Write out all of the data exactly as it appears.

(Records from a collection)
====

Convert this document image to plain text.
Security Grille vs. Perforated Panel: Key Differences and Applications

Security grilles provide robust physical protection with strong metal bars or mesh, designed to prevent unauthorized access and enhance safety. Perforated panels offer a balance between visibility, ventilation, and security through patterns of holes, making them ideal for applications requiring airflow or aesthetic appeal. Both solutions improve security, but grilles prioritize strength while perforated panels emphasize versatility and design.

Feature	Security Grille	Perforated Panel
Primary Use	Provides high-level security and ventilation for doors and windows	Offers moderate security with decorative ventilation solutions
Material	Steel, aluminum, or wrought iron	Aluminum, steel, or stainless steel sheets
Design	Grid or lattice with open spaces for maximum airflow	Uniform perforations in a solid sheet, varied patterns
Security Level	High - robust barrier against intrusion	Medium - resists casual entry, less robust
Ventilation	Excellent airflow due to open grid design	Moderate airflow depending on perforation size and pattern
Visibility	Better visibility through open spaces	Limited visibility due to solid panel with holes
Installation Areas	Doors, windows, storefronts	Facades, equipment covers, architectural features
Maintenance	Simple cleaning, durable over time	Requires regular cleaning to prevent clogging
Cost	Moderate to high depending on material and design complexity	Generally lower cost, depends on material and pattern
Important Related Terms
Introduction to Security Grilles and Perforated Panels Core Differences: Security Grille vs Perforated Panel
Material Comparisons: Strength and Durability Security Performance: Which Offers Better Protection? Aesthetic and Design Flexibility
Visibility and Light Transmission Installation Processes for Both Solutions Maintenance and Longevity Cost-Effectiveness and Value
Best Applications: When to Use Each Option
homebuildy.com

====

• SOLUTION TO THE EXERCISE:
Convert this document image to plain text.
Security Grille vs. Perforated Panel: Key Differences and Applications

Security grilles provide robust physical protection with strong metal bars or mesh, designed to prevent unauthorized access and enhance safety. Perforated panels offer a balance between visibility, ventilation, and security through patterns of holes, making them ideal for applications requiring airflow or aesthetic appeal. Both solutions improve security, but grilles prioritize strength while perforated panels emphasize versatility and design.

Feature	Security Grille	Perforated Panel
Primary Use	Provides high-level security and ventilation for doors and windows	Offers moderate security with decorative ventilation solutions
Material	Steel, aluminum, or wrought iron	Aluminum, steel, or stainless steel sheets
Design	Grid or lattice with open spaces for maximum airflow	Uniform perforations in a solid sheet, varied patterns
Security Level	High - robust barrier against intrusion	Medium - resists casual entry, less robust
Ventilation	Excellent airflow due to open grid design	Moderate airflow depending on perforation size and pattern
Visibility	Better visibility through open spaces	Limited visibility due to solid panel with holes
Installation Areas	Doors, windows, storefronts	Facades, equipment covers, architectural features
Maintenance	Simple cleaning, durable over time	Requires regular cleaning to prevent clogging
Cost	Moderate to high depending on material and design complexity	Generally lower cost, depends on material and pattern
Important Related Terms
Introduction to Security Grilles and Perforated Panels Core Differences: Security Grille vs Perforated Panel
Material Comparisons: Strength and Durability Security Performance: Which Offers Better Protection? Aesthetic and Design Flexibility
Visibility and Light Transmission Installation Processes for Both Solutions Maintenance and Longevity Cost-Effectiveness and Value
Best Applications: When to Use Each Option
homebuildy.com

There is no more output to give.